[Collected data entries]
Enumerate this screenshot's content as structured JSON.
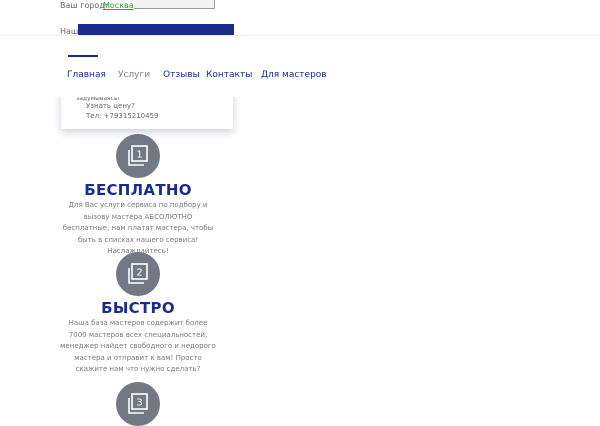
{
  "top_card": {
    "city_label": "Ваш город:",
    "city_value": "Москва",
    "address_label": "Наш адрес:"
  },
  "nav": {
    "items": [
      {
        "label": "Главная"
      },
      {
        "label": "Услуги"
      },
      {
        "label": "Отзывы"
      },
      {
        "label": "Контакты"
      },
      {
        "label": "Для мастеров"
      }
    ]
  },
  "info_card": {
    "small_text": "задумываясь!",
    "price_link": "Узнать цену?",
    "phone": "Тел: +79315210459"
  },
  "features": [
    {
      "number": "1",
      "title": "БЕСПЛАТНО",
      "description": "Для Вас услуги сервиса по подбору и вызову мастера АБСОЛЮТНО бесплатные, нам платят мастера, чтобы быть в списках нашего сервиса! Наслаждайтесь!"
    },
    {
      "number": "2",
      "title": "БЫСТРО",
      "description": "Наша база мастеров содержит более 7000 мастеров всех специальностей, менеджер найдет свободного и недорого мастера и отправит к вам! Просто скажите нам что нужно сделать?"
    },
    {
      "number": "3",
      "title": "",
      "description": ""
    }
  ],
  "colors": {
    "brand": "#1a2c8c",
    "icon_circle": "#737984",
    "city_link": "#2e9a3a"
  }
}
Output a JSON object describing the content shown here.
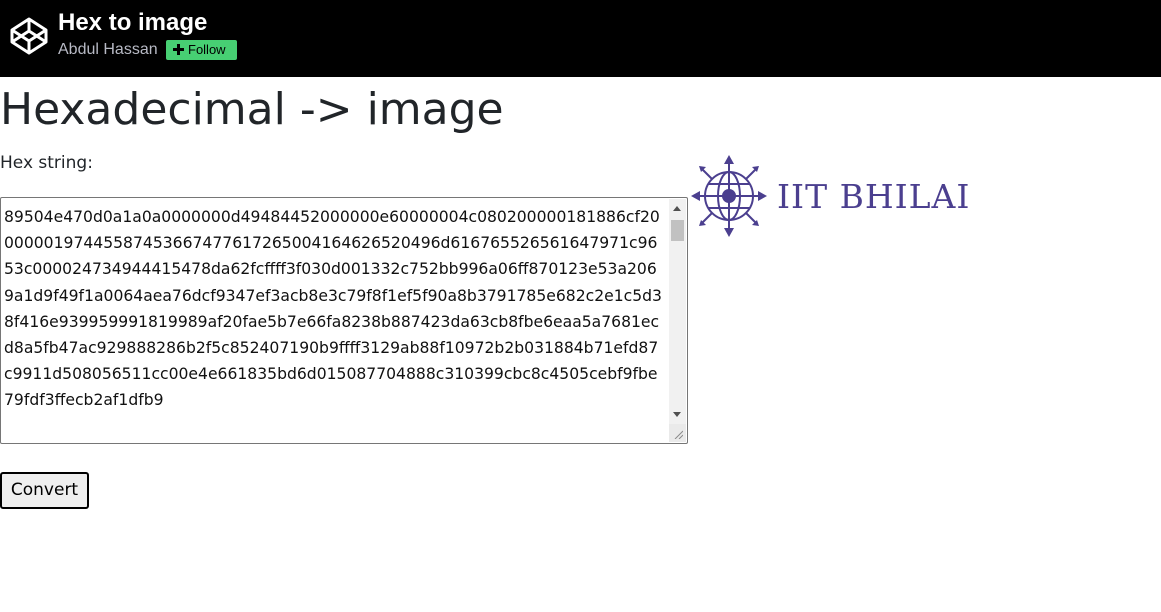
{
  "header": {
    "title": "Hex to image",
    "author": "Abdul Hassan",
    "follow_label": "Follow",
    "logo_icon": "codepen-logo-icon",
    "follow_color": "#47cf73"
  },
  "main": {
    "heading": "Hexadecimal -> image",
    "hex_label": "Hex string:",
    "hex_value": "89504e470d0a1a0a0000000d49484452000000e60000004c080200000181886cf2000000197445587453667477617265004164626520496d616765526561647971c9653c000024734944415478da62fcffff3f030d001332c752bb996a06ff870123e53a2069a1d9f49f1a0064aea76dcf9347ef3acb8e3c79f8f1ef5f90a8b3791785e682c2e1c5d38f416e939959991819989af20fae5b7e66fa8238b887423da63cb8fbe6eaa5a7681ecd8a5fb47ac929888286b2f5c852407190b9ffff3129ab88f10972b2b031884b71efd87c9911d508056511cc00e4e661835bd6d015087704888c310399cbc8c4505cebf9fbe79fdf3ffecb2af1dfb9",
    "convert_label": "Convert"
  },
  "logo_image": {
    "text": "IIT BHILAI",
    "color": "#4b3f8f"
  }
}
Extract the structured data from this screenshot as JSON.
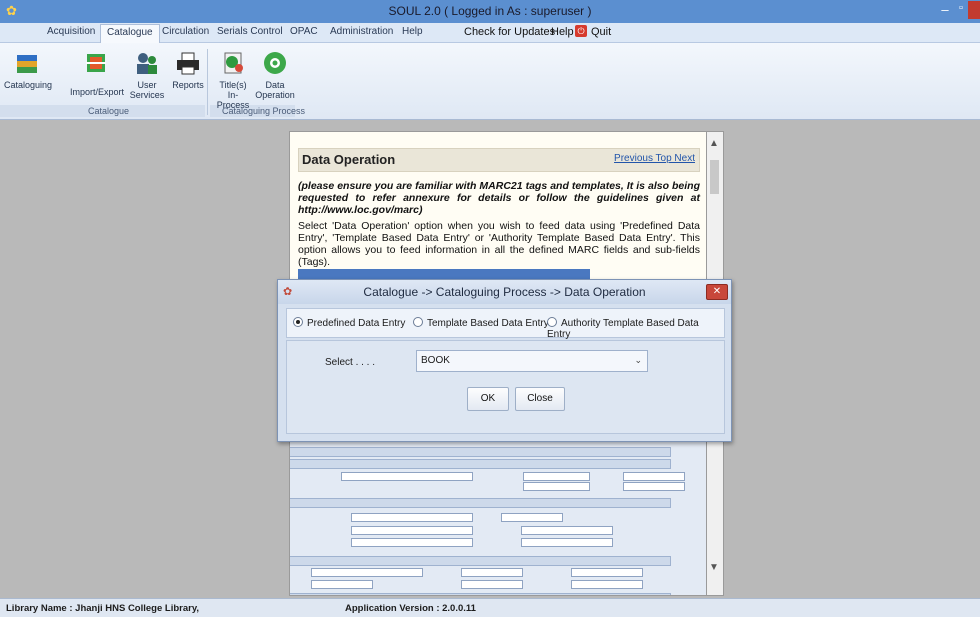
{
  "window": {
    "title": "SOUL 2.0  ( Logged in As : superuser )",
    "minimize_glyph": "–",
    "maximize_glyph": "▫",
    "app_icon": "app-icon"
  },
  "menu": {
    "tabs": [
      {
        "label": "Acquisition"
      },
      {
        "label": "Catalogue"
      },
      {
        "label": "Circulation"
      },
      {
        "label": "Serials Control"
      },
      {
        "label": "OPAC"
      },
      {
        "label": "Administration"
      },
      {
        "label": "Help"
      }
    ],
    "check_updates": "Check for Updates",
    "help": "Help",
    "quit": "Quit"
  },
  "ribbon": {
    "buttons": [
      {
        "label1": "Cataloguing",
        "label2": "",
        "icon": "books-icon"
      },
      {
        "label1": "Import/Export",
        "label2": "",
        "icon": "import-export-icon"
      },
      {
        "label1": "User",
        "label2": "Services",
        "icon": "user-services-icon"
      },
      {
        "label1": "Reports",
        "label2": "",
        "icon": "printer-icon"
      },
      {
        "label1": "Title(s) In-",
        "label2": "Process",
        "icon": "in-process-icon"
      },
      {
        "label1": "Data",
        "label2": "Operation",
        "icon": "data-operation-icon"
      }
    ],
    "groups": [
      "Catalogue",
      "Cataloguing Process"
    ]
  },
  "doc": {
    "heading": "Data Operation",
    "nav": "Previous Top Next",
    "note": "(please ensure you are familiar with MARC21 tags and templates, It is also being requested to refer annexure for details or follow the guidelines given at http://www.loc.gov/marc)",
    "body": "Select 'Data Operation' option when you wish to feed data using 'Predefined Data Entry', 'Template Based Data Entry' or 'Authority Template Based Data Entry'. This option allows you to feed information in all the defined MARC fields and sub-fields (Tags)."
  },
  "dialog": {
    "title": "Catalogue -> Cataloguing Process -> Data Operation",
    "close_glyph": "✕",
    "radios": [
      {
        "label": "Predefined Data Entry",
        "selected": true
      },
      {
        "label": "Template Based Data Entry",
        "selected": false
      },
      {
        "label": "Authority Template Based Data Entry",
        "selected": false
      }
    ],
    "select_label": "Select . . . .",
    "select_value": "BOOK",
    "ok": "OK",
    "close": "Close"
  },
  "status": {
    "library": "Library Name : Jhanji HNS College Library,",
    "version": "Application Version : 2.0.0.11"
  }
}
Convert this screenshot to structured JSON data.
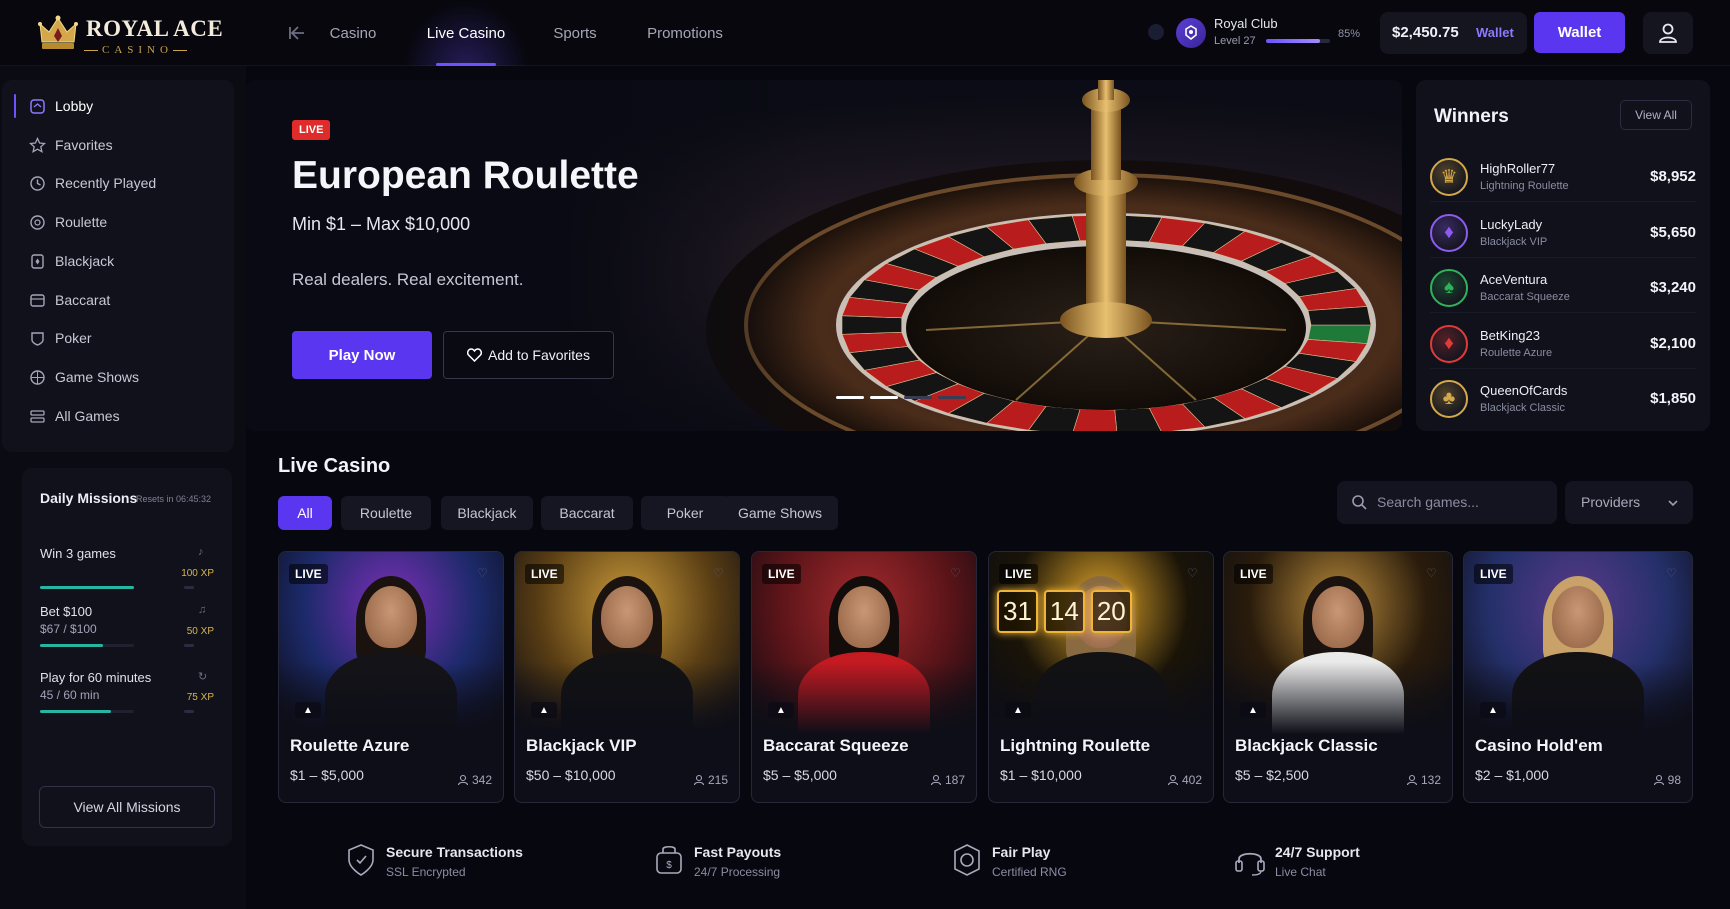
{
  "brand": {
    "name": "ROYAL ACE",
    "sub": "CASINO"
  },
  "nav": {
    "tabs": [
      "Casino",
      "Live Casino",
      "Sports",
      "Promotions"
    ],
    "active": "Live Casino"
  },
  "club": {
    "name": "Royal Club",
    "level": "Level 27",
    "progress": 0.85,
    "pct_label": "85%"
  },
  "balance": {
    "amount": "$2,450.75",
    "currency": "Wallet"
  },
  "wallet_button": "Wallet",
  "sidebar": {
    "items": [
      {
        "label": "Lobby",
        "icon": "lobby-icon",
        "active": true
      },
      {
        "label": "Favorites",
        "icon": "star-icon"
      },
      {
        "label": "Recently Played",
        "icon": "clock-icon"
      },
      {
        "label": "Roulette",
        "icon": "roulette-icon"
      },
      {
        "label": "Blackjack",
        "icon": "blackjack-icon"
      },
      {
        "label": "Baccarat",
        "icon": "baccarat-icon"
      },
      {
        "label": "Poker",
        "icon": "poker-icon"
      },
      {
        "label": "Game Shows",
        "icon": "gameshow-icon"
      },
      {
        "label": "All Games",
        "icon": "grid-icon"
      }
    ]
  },
  "missions": {
    "title": "Daily Missions",
    "reset": "Resets in 06:45:32",
    "items": [
      {
        "name": "Win 3 games",
        "progress_text": "",
        "xp": "100 XP",
        "progress": 1.0
      },
      {
        "name": "Bet $100",
        "progress_text": "$67 / $100",
        "xp": "50 XP",
        "progress": 0.67
      },
      {
        "name": "Play for 60 minutes",
        "progress_text": "45 / 60 min",
        "xp": "75 XP",
        "progress": 0.75
      }
    ],
    "button": "View All Missions"
  },
  "hero": {
    "badge": "LIVE",
    "title": "European Roulette",
    "range": "Min $1 – Max $10,000",
    "tagline": "Real dealers. Real excitement.",
    "play_label": "Play Now",
    "fav_label": "Add to Favorites",
    "slide_count": 4,
    "active_slide": 1
  },
  "winners": {
    "title": "Winners",
    "view_all": "View All",
    "items": [
      {
        "name": "HighRoller77",
        "game": "Lightning Roulette",
        "amount": "$8,952",
        "icon": "crown-icon",
        "color": "#d4a84a"
      },
      {
        "name": "LuckyLady",
        "game": "Blackjack VIP",
        "amount": "$5,650",
        "icon": "diamond-icon",
        "color": "#8c5cf0"
      },
      {
        "name": "AceVentura",
        "game": "Baccarat Squeeze",
        "amount": "$3,240",
        "icon": "spade-icon",
        "color": "#2fb35a"
      },
      {
        "name": "BetKing23",
        "game": "Roulette Azure",
        "amount": "$2,100",
        "icon": "diamond-red-icon",
        "color": "#e03a3a"
      },
      {
        "name": "QueenOfCards",
        "game": "Blackjack Classic",
        "amount": "$1,850",
        "icon": "club-icon",
        "color": "#d4a84a"
      }
    ]
  },
  "live_casino": {
    "title": "Live Casino",
    "filters": [
      "All",
      "Roulette",
      "Blackjack",
      "Baccarat",
      "Poker",
      "Game Shows"
    ],
    "active_filter": "All",
    "search_placeholder": "Search games...",
    "providers_label": "Providers",
    "games": [
      {
        "title": "Roulette Azure",
        "range": "$1 – $5,000",
        "players": "342",
        "bg": "#1c2a6a",
        "accent": "#7d2fb8",
        "outfit": "#141418",
        "hair": "#1a120e"
      },
      {
        "title": "Blackjack VIP",
        "range": "$50 – $10,000",
        "players": "215",
        "bg": "#5a3e14",
        "accent": "#c99a3a",
        "outfit": "#121214",
        "hair": "#1a120e"
      },
      {
        "title": "Baccarat Squeeze",
        "range": "$5 – $5,000",
        "players": "187",
        "bg": "#5a1418",
        "accent": "#a32a2e",
        "outfit": "#c41a22",
        "hair": "#120c0a"
      },
      {
        "title": "Lightning Roulette",
        "range": "$1 – $10,000",
        "players": "402",
        "bg": "#1a1408",
        "accent": "#e0a52a",
        "outfit": "#121214",
        "hair": "#8a6a40"
      },
      {
        "title": "Blackjack Classic",
        "range": "$5 – $2,500",
        "players": "132",
        "bg": "#2a1c0c",
        "accent": "#b88a3a",
        "outfit": "#eaeaea",
        "hair": "#1a120e"
      },
      {
        "title": "Casino Hold'em",
        "range": "$2 – $1,000",
        "players": "98",
        "bg": "#24306a",
        "accent": "#5a3a8a",
        "outfit": "#121214",
        "hair": "#c9a26a"
      }
    ],
    "lightning_numbers": [
      "31",
      "14",
      "20"
    ]
  },
  "features": [
    {
      "title": "Secure Transactions",
      "sub": "SSL Encrypted",
      "icon": "shield-icon"
    },
    {
      "title": "Fast Payouts",
      "sub": "24/7 Processing",
      "icon": "payout-icon"
    },
    {
      "title": "Fair Play",
      "sub": "Certified RNG",
      "icon": "fairplay-icon"
    },
    {
      "title": "24/7 Support",
      "sub": "Live Chat",
      "icon": "headset-icon"
    }
  ],
  "colors": {
    "accent": "#5a36f0",
    "live": "#e02b2b",
    "mission_bar": "#26b5a3",
    "xp": "#d8b44e"
  }
}
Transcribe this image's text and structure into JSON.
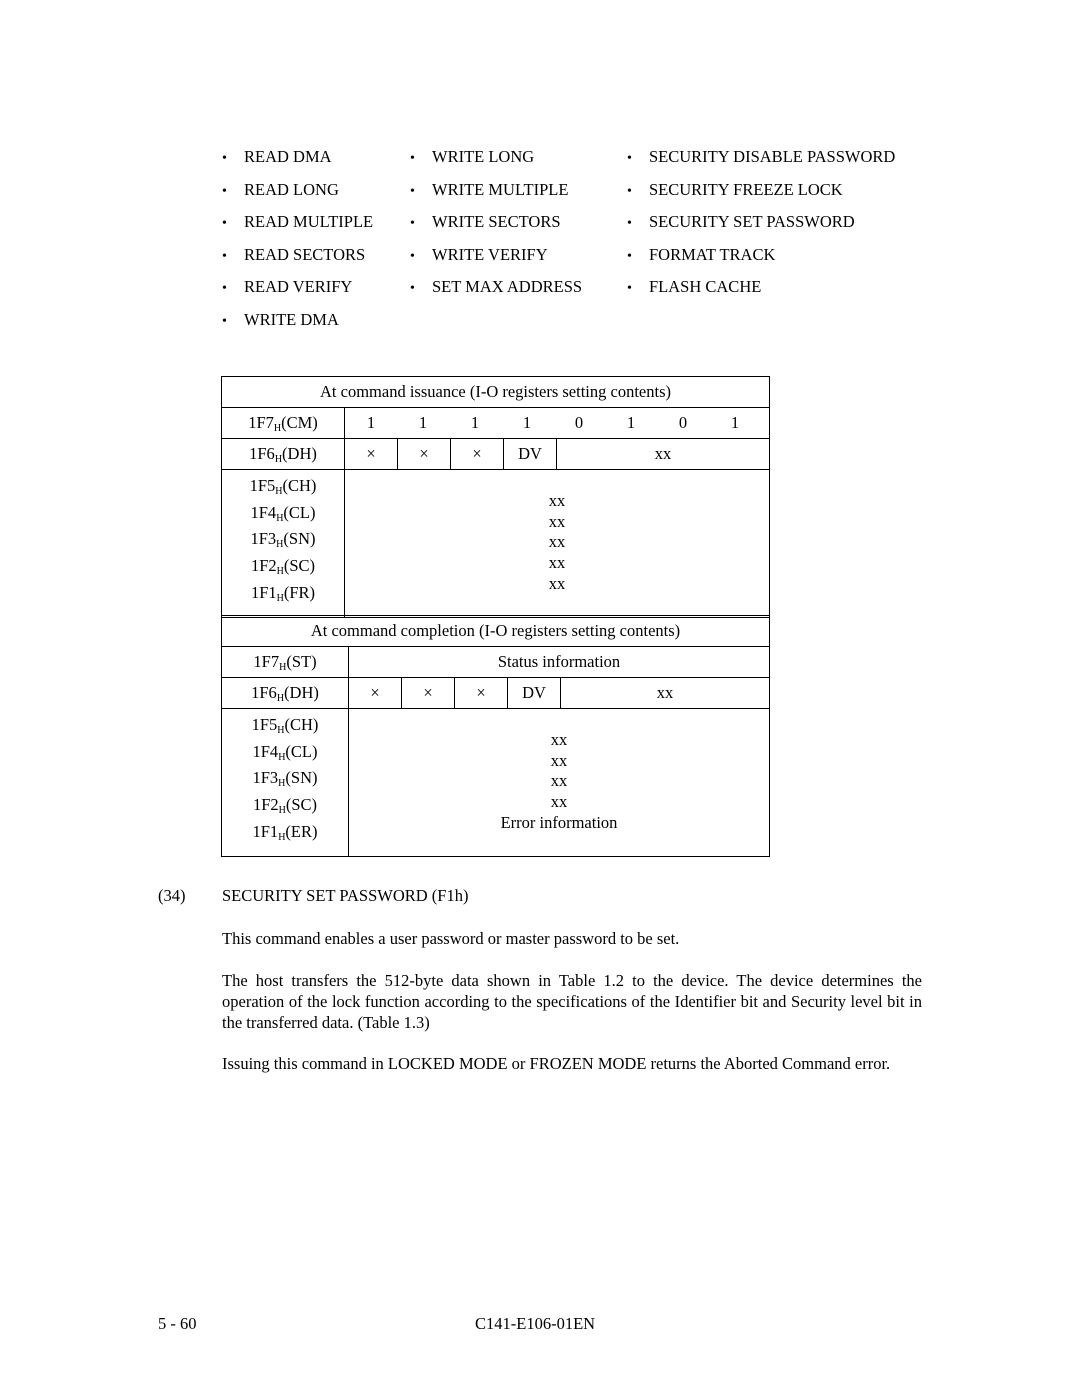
{
  "command_list": {
    "columns": [
      [
        "READ DMA",
        "READ LONG",
        "READ MULTIPLE",
        "READ SECTORS",
        "READ VERIFY",
        "WRITE DMA"
      ],
      [
        "WRITE LONG",
        "WRITE MULTIPLE",
        "WRITE SECTORS",
        "WRITE VERIFY",
        "SET MAX ADDRESS"
      ],
      [
        "SECURITY DISABLE PASSWORD",
        "SECURITY FREEZE LOCK",
        "SECURITY SET PASSWORD",
        "FORMAT TRACK",
        "FLASH CACHE"
      ]
    ]
  },
  "issuance_table": {
    "title": "At command issuance (I-O registers setting contents)",
    "cm": {
      "reg": "1F7",
      "sub": "H",
      "name": "(CM)",
      "bits": [
        "1",
        "1",
        "1",
        "1",
        "0",
        "1",
        "0",
        "1"
      ]
    },
    "dh": {
      "reg": "1F6",
      "sub": "H",
      "name": "(DH)",
      "cells": [
        "×",
        "×",
        "×",
        "DV"
      ],
      "rest": "xx"
    },
    "rows": [
      {
        "reg": "1F5",
        "sub": "H",
        "name": "(CH)",
        "value": "xx"
      },
      {
        "reg": "1F4",
        "sub": "H",
        "name": "(CL)",
        "value": "xx"
      },
      {
        "reg": "1F3",
        "sub": "H",
        "name": "(SN)",
        "value": "xx"
      },
      {
        "reg": "1F2",
        "sub": "H",
        "name": "(SC)",
        "value": "xx"
      },
      {
        "reg": "1F1",
        "sub": "H",
        "name": "(FR)",
        "value": "xx"
      }
    ]
  },
  "completion_table": {
    "title": "At command completion (I-O registers setting contents)",
    "st": {
      "reg": "1F7",
      "sub": "H",
      "name": "(ST)",
      "value": "Status information"
    },
    "dh": {
      "reg": "1F6",
      "sub": "H",
      "name": "(DH)",
      "cells": [
        "×",
        "×",
        "×",
        "DV"
      ],
      "rest": "xx"
    },
    "rows": [
      {
        "reg": "1F5",
        "sub": "H",
        "name": "(CH)",
        "value": "xx"
      },
      {
        "reg": "1F4",
        "sub": "H",
        "name": "(CL)",
        "value": "xx"
      },
      {
        "reg": "1F3",
        "sub": "H",
        "name": "(SN)",
        "value": "xx"
      },
      {
        "reg": "1F2",
        "sub": "H",
        "name": "(SC)",
        "value": "xx"
      },
      {
        "reg": "1F1",
        "sub": "H",
        "name": "(ER)",
        "value": "Error information"
      }
    ]
  },
  "section": {
    "number": "(34)",
    "title": "SECURITY SET PASSWORD (F1h)",
    "paragraphs": [
      "This command enables a user password or master password to be set.",
      "The host transfers the 512-byte data shown in Table 1.2 to the device.  The device determines the operation of the lock function according to the specifications of the Identifier bit and Security level bit in the transferred data.  (Table 1.3)",
      "Issuing this command in LOCKED MODE or FROZEN MODE returns the Aborted Command error."
    ]
  },
  "footer": {
    "page_number": "5 - 60",
    "doc_id": "C141-E106-01EN"
  }
}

[Goal]:
Check each line of the records for the word "shown", and show the lines that contain it.

[Task solution]:
Output a JSON object describing the content shown here.
      "The host transfers the 512-byte data shown in Table 1.2 to the device.  The device determines the operation of the lock function according to the specifications of the Identifier bit and Security level bit in the transferred data.  (Table 1.3)",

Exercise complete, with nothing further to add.